--- START OF INPUT ROWS ---
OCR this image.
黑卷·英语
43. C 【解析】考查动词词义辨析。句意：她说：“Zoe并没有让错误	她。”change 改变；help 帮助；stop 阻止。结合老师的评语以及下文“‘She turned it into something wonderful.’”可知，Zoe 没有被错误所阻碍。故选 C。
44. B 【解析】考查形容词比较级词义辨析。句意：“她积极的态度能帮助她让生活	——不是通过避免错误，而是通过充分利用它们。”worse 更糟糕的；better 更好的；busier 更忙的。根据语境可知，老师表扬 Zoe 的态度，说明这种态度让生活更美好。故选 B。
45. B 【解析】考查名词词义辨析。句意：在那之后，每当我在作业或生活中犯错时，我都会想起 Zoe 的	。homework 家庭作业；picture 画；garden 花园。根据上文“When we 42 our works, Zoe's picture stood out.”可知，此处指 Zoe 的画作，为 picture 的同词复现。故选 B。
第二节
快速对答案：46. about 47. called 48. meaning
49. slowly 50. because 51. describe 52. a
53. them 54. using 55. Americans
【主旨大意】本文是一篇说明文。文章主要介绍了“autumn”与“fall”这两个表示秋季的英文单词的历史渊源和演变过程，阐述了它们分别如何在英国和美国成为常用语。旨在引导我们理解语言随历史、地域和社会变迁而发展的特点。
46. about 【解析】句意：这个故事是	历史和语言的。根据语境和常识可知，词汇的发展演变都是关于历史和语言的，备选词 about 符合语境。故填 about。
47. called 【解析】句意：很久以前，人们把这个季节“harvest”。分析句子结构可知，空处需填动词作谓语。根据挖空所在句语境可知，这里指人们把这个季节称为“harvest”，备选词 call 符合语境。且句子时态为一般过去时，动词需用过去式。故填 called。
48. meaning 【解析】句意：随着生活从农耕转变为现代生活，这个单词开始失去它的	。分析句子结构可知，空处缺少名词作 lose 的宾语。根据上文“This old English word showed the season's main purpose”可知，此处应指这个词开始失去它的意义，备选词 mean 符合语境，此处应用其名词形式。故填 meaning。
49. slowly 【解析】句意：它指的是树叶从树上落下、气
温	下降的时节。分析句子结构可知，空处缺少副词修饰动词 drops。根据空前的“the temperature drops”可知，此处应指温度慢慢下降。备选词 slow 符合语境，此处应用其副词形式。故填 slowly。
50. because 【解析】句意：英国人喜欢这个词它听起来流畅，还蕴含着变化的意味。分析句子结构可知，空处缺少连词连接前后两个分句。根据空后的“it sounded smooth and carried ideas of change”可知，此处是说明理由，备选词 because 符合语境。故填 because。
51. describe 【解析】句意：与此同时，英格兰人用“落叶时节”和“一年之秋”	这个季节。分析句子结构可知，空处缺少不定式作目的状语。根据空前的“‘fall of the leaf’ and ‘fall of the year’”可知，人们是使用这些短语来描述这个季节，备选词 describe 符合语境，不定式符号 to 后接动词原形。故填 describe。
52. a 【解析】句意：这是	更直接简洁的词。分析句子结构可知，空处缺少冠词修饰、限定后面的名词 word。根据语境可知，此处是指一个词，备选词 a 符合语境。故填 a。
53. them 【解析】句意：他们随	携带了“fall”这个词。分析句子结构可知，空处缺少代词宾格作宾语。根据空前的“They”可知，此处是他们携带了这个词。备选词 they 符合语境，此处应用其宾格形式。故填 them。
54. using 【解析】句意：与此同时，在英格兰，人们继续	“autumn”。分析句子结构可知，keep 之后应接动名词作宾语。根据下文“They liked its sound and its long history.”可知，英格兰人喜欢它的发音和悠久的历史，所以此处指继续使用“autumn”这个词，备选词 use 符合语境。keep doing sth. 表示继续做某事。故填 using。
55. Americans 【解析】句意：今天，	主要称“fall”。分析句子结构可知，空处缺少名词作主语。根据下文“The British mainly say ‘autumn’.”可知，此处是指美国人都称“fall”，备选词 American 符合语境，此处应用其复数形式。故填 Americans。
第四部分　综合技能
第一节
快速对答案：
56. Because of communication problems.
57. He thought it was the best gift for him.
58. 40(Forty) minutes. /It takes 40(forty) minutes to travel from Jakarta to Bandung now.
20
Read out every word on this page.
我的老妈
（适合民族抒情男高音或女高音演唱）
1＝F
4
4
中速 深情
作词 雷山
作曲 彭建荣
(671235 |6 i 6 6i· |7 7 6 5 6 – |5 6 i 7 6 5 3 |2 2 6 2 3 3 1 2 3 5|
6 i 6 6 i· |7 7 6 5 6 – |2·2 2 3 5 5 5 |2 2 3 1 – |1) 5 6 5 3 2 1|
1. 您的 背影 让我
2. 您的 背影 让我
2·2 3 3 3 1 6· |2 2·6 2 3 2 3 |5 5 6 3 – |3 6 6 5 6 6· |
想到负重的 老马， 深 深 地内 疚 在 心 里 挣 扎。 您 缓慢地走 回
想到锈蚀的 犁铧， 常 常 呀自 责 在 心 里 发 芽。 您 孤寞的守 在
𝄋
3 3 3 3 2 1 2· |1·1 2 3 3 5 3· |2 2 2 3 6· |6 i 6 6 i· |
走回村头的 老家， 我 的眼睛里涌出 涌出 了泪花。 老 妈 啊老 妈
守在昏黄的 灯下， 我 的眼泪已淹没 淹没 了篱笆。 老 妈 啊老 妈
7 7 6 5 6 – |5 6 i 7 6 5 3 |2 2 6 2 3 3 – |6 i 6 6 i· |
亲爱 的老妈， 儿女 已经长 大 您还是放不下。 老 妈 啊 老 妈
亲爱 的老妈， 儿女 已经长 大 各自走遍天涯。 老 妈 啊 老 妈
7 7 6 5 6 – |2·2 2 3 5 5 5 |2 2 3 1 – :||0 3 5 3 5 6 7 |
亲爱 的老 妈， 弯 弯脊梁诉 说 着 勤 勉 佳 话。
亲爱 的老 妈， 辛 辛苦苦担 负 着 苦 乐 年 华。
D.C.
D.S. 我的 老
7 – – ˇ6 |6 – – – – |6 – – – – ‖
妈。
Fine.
--- END OF INPUT ROWS ---
--- START OF INPUT ROWS ---
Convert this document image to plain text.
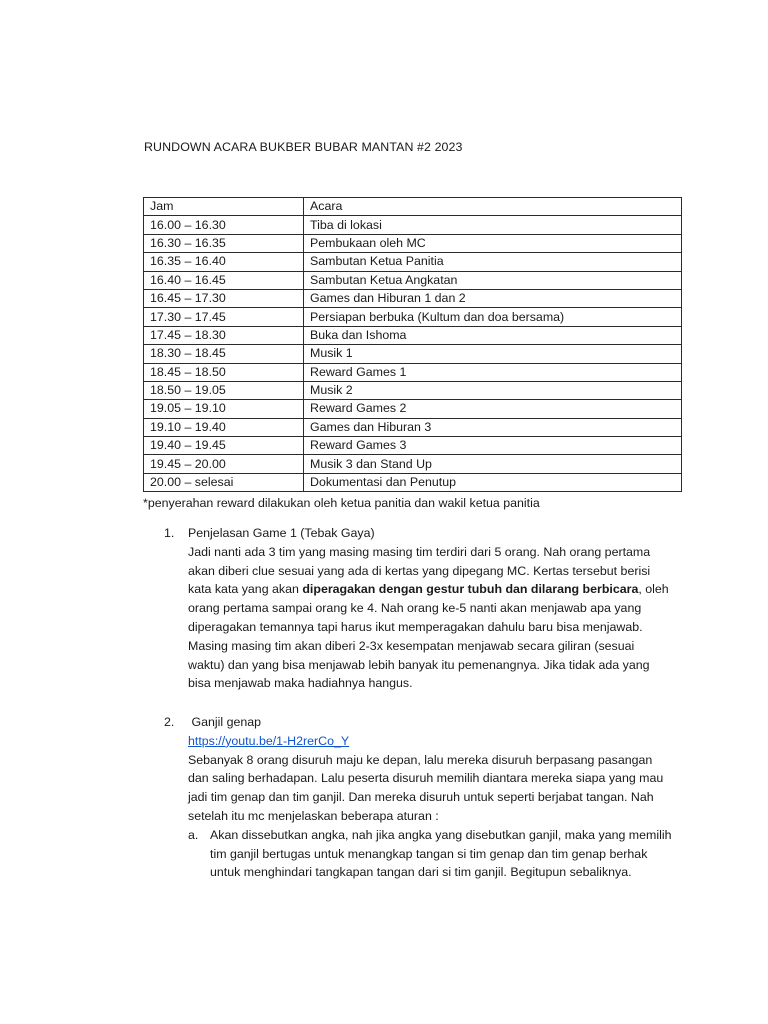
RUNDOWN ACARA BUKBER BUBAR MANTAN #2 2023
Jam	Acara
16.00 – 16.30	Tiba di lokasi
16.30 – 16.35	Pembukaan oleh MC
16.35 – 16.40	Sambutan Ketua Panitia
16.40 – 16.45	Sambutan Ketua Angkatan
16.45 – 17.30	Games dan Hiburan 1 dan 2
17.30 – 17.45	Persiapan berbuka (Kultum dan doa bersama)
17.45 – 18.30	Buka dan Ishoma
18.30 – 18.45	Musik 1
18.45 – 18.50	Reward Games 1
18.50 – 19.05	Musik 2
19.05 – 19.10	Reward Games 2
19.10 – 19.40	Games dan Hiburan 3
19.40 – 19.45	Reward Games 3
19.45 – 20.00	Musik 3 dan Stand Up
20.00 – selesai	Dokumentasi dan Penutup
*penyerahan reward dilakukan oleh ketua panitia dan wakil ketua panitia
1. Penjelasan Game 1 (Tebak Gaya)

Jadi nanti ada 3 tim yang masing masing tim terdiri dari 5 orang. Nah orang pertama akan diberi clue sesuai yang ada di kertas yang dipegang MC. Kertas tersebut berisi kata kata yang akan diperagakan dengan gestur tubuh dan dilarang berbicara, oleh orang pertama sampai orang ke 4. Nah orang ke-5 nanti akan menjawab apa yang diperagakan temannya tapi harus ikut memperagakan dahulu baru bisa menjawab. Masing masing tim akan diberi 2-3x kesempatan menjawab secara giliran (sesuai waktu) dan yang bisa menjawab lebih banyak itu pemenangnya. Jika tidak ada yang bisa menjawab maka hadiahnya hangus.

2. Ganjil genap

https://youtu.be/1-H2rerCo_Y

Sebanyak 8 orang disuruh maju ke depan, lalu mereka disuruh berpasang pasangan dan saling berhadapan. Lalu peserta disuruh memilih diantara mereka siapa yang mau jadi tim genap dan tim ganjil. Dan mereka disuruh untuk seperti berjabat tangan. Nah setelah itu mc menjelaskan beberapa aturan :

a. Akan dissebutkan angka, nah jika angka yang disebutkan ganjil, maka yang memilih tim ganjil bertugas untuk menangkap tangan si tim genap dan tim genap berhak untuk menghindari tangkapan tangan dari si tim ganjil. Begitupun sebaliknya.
--- END OF INPUT ROWS ---
--- START OF INPUT ROWS ---
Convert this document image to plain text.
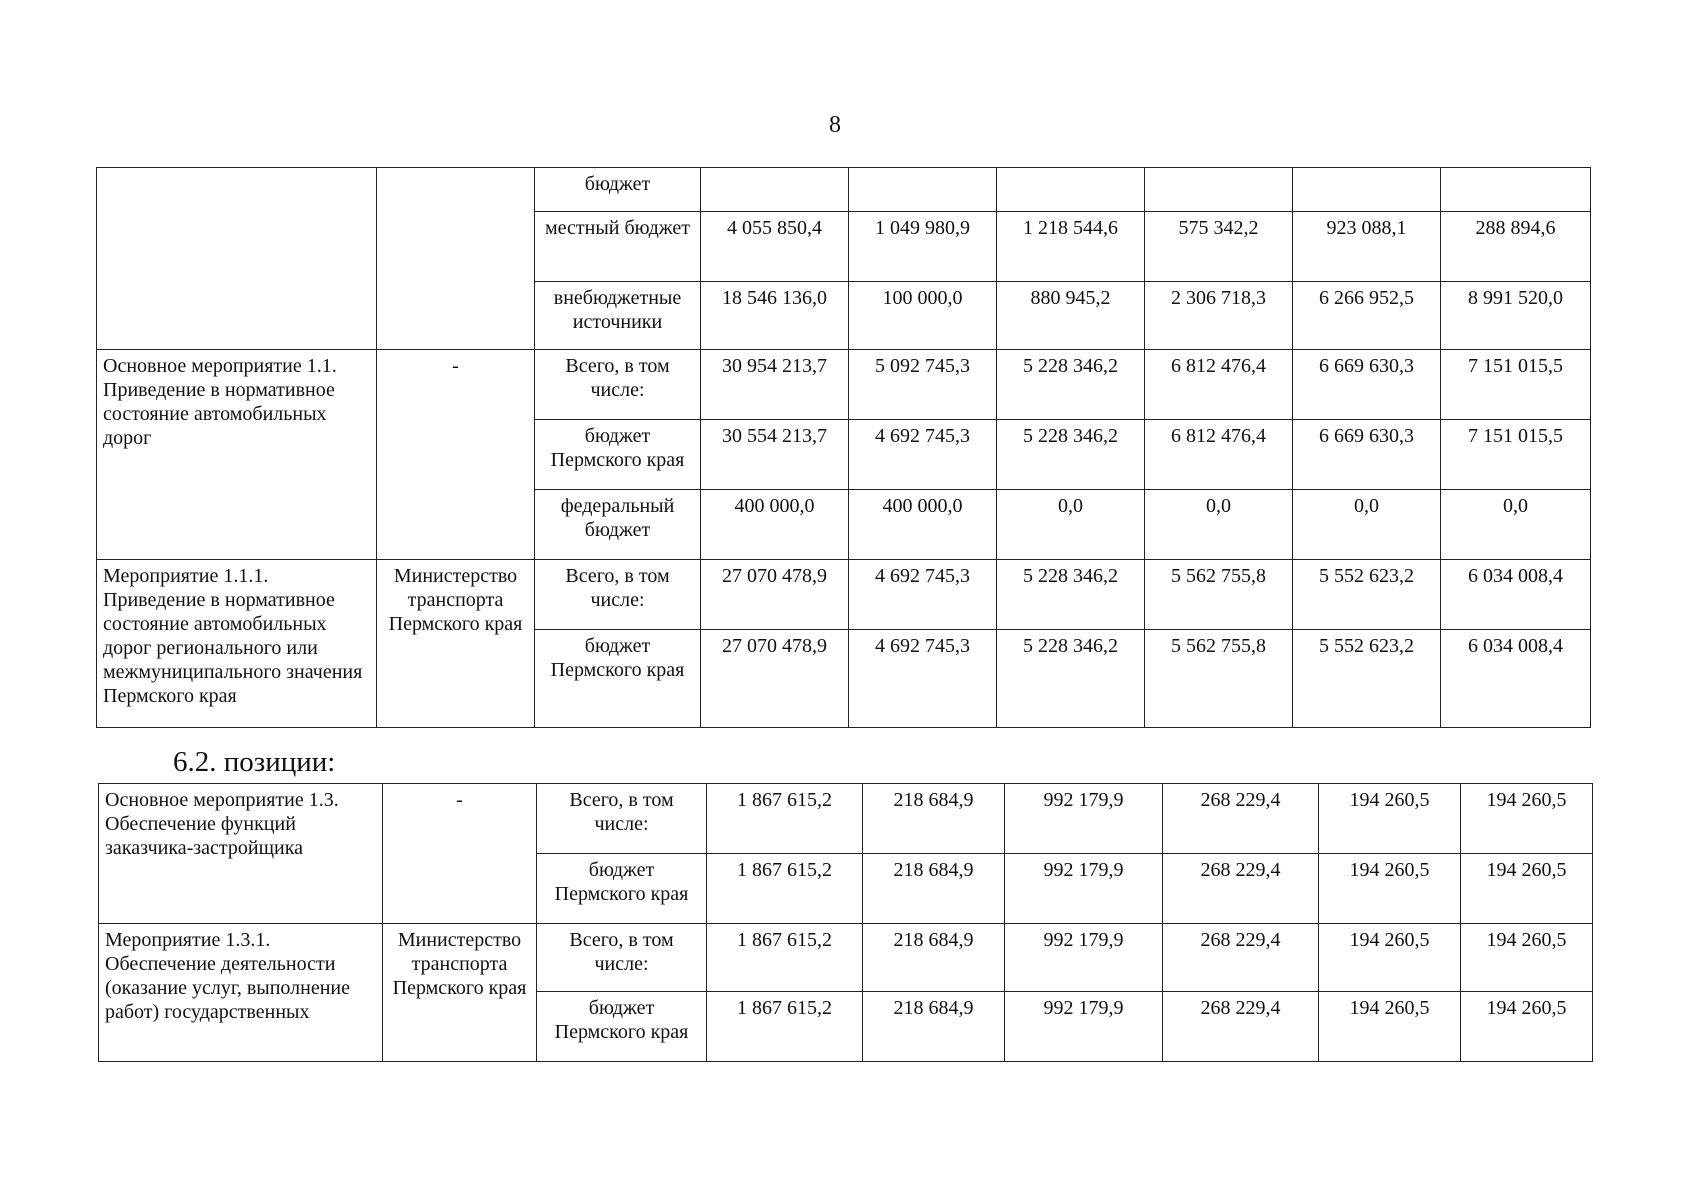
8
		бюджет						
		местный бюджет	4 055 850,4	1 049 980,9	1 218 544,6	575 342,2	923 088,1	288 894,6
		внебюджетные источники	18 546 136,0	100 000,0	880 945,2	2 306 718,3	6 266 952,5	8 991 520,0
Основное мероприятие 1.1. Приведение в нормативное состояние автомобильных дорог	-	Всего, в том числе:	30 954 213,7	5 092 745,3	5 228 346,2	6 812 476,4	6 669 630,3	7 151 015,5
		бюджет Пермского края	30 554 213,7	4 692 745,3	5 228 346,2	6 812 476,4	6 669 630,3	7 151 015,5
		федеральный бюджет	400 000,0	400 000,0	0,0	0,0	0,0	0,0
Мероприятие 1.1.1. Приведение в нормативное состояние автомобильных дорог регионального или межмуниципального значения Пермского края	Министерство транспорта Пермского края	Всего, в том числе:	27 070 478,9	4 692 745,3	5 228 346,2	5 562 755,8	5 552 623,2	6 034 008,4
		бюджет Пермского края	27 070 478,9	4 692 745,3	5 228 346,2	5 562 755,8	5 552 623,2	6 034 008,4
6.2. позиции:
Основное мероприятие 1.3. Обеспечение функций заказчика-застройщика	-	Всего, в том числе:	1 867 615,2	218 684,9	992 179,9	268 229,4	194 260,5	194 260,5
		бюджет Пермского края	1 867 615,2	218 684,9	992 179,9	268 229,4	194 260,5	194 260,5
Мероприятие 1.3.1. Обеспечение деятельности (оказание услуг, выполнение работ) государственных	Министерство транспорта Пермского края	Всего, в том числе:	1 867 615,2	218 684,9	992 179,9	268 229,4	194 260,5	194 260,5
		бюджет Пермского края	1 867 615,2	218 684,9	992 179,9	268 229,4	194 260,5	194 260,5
--- END OF INPUT ROWS ---
### JOB:
Across the data above, how many lines include the word "Sambutan"? Give only the count.

### SOLUTION:
2